### Quelle ###

Olga links, Valja oben, in der Mitte Vlada. Sie haben in Sonja Hammerschmidt (rechts) eine Freundin gefunden. © Privat

„Vor einem Jahr gab es Gerüchte, aber wir haben ihnen nicht geglaubt. Vorhersagen, Warnung. Wir haben es nicht geglaubt. Doch die Invasion begann, und dauert jetzt ein ganzes Jahr. Und wir können es immer noch nicht glauben.“ Anna Mukomela ist Ukrainerin. Für sie, ihre Freunde und all ihre Landsleute wird das Datum „24. Februar“ für immer ein furchtbares bleiben.

###

▶ Aufgabe A
Kopiere die Einträge von ihrem Anfang bis einschließlich der Zeile mit „point xyxy=(1035,586,1051,601)“.
Der Quellentext und die Einträge stehen in keinem Zusammenhang.

### Vorliegende Daten ###

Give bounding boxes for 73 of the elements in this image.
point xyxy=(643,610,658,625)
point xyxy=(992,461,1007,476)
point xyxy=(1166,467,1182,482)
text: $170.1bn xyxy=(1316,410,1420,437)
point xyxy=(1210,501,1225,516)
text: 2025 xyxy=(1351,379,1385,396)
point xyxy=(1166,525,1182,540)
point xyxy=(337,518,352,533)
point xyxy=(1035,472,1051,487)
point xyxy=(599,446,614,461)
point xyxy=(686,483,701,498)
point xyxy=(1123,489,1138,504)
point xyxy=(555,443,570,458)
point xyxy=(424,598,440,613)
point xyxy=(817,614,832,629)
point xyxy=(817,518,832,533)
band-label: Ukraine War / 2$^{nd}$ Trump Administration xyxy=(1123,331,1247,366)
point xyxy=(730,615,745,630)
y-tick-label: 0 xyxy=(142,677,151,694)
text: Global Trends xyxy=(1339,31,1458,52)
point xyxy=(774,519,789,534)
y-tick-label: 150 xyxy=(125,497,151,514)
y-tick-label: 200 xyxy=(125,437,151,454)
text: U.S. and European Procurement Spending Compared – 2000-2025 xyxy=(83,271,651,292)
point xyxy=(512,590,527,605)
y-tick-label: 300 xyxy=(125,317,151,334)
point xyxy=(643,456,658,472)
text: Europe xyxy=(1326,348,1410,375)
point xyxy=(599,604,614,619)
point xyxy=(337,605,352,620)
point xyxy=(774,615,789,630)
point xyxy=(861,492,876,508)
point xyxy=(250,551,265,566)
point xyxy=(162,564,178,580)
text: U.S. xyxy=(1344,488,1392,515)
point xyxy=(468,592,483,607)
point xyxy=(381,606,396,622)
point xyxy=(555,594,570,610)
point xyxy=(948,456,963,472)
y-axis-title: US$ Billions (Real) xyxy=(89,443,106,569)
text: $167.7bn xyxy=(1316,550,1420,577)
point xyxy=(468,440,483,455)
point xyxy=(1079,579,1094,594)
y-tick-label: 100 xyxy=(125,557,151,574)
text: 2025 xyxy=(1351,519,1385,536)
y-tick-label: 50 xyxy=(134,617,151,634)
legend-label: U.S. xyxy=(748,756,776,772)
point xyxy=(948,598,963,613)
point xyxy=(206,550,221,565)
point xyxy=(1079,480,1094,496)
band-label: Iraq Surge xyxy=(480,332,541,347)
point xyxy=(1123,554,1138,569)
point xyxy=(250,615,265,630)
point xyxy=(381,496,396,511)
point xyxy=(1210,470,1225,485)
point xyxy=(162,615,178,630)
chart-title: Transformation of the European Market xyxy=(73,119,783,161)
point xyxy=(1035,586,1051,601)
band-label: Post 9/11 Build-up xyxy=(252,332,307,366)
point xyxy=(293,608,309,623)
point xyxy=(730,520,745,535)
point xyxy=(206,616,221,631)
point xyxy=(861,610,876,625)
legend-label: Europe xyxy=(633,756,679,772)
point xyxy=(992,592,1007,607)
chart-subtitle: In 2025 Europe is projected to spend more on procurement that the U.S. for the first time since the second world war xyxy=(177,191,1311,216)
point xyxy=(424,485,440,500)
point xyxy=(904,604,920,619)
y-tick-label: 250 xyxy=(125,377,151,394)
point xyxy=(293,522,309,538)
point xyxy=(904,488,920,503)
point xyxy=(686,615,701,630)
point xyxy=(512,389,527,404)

###

▶ Aufgabe B
Schreibe den Quellentext von „Olga links, Valja“ bis einschließlich „ein furchtbares bleiben.“ neu und setze dabei „Offensive“ an die Stelle von „Invasion“.

▶ Ergebnis A
Give bounding boxes for 73 of the elements in this image.
point xyxy=(643,610,658,625)
point xyxy=(992,461,1007,476)
point xyxy=(1166,467,1182,482)
text: $170.1bn xyxy=(1316,410,1420,437)
point xyxy=(1210,501,1225,516)
text: 2025 xyxy=(1351,379,1385,396)
point xyxy=(1166,525,1182,540)
point xyxy=(337,518,352,533)
point xyxy=(1035,472,1051,487)
point xyxy=(599,446,614,461)
point xyxy=(686,483,701,498)
point xyxy=(1123,489,1138,504)
point xyxy=(555,443,570,458)
point xyxy=(424,598,440,613)
point xyxy=(817,614,832,629)
point xyxy=(817,518,832,533)
band-label: Ukraine War / 2$^{nd}$ Trump Administration xyxy=(1123,331,1247,366)
point xyxy=(730,615,745,630)
y-tick-label: 0 xyxy=(142,677,151,694)
text: Global Trends xyxy=(1339,31,1458,52)
point xyxy=(774,519,789,534)
y-tick-label: 150 xyxy=(125,497,151,514)
y-tick-label: 200 xyxy=(125,437,151,454)
text: U.S. and European Procurement Spending Compared – 2000-2025 xyxy=(83,271,651,292)
point xyxy=(512,590,527,605)
y-tick-label: 300 xyxy=(125,317,151,334)
point xyxy=(643,456,658,472)
text: Europe xyxy=(1326,348,1410,375)
point xyxy=(599,604,614,619)
point xyxy=(337,605,352,620)
point xyxy=(774,615,789,630)
point xyxy=(861,492,876,508)
point xyxy=(250,551,265,566)
point xyxy=(162,564,178,580)
text: U.S. xyxy=(1344,488,1392,515)
point xyxy=(468,592,483,607)
point xyxy=(381,606,396,622)
point xyxy=(555,594,570,610)
point xyxy=(948,456,963,472)
y-axis-title: US$ Billions (Real) xyxy=(89,443,106,569)
text: $167.7bn xyxy=(1316,550,1420,577)
point xyxy=(468,440,483,455)
point xyxy=(1079,579,1094,594)
y-tick-label: 100 xyxy=(125,557,151,574)
text: 2025 xyxy=(1351,519,1385,536)
y-tick-label: 50 xyxy=(134,617,151,634)
legend-label: U.S. xyxy=(748,756,776,772)
point xyxy=(948,598,963,613)
point xyxy=(206,550,221,565)
point xyxy=(1079,480,1094,496)
band-label: Iraq Surge xyxy=(480,332,541,347)
point xyxy=(1123,554,1138,569)
point xyxy=(250,615,265,630)
point xyxy=(381,496,396,511)
point xyxy=(1210,470,1225,485)
point xyxy=(162,615,178,630)
chart-title: Transformation of the European Market xyxy=(73,119,783,161)
point xyxy=(1035,586,1051,601)

▶ Ergebnis B
Olga links, Valja oben, in der Mitte Vlada. Sie haben in Sonja Hammerschmidt (rechts) eine Freundin gefunden. © Privat

„Vor einem Jahr gab es Gerüchte, aber wir haben ihnen nicht geglaubt. Vorhersagen, Warnung. Wir haben es nicht geglaubt. Doch die Offensive begann, und dauert jetzt ein ganzes Jahr. Und wir können es immer noch nicht glauben.“ Anna Mukomela ist Ukrainerin. Für sie, ihre Freunde und all ihre Landsleute wird das Datum „24. Februar“ für immer ein furchtbares bleiben.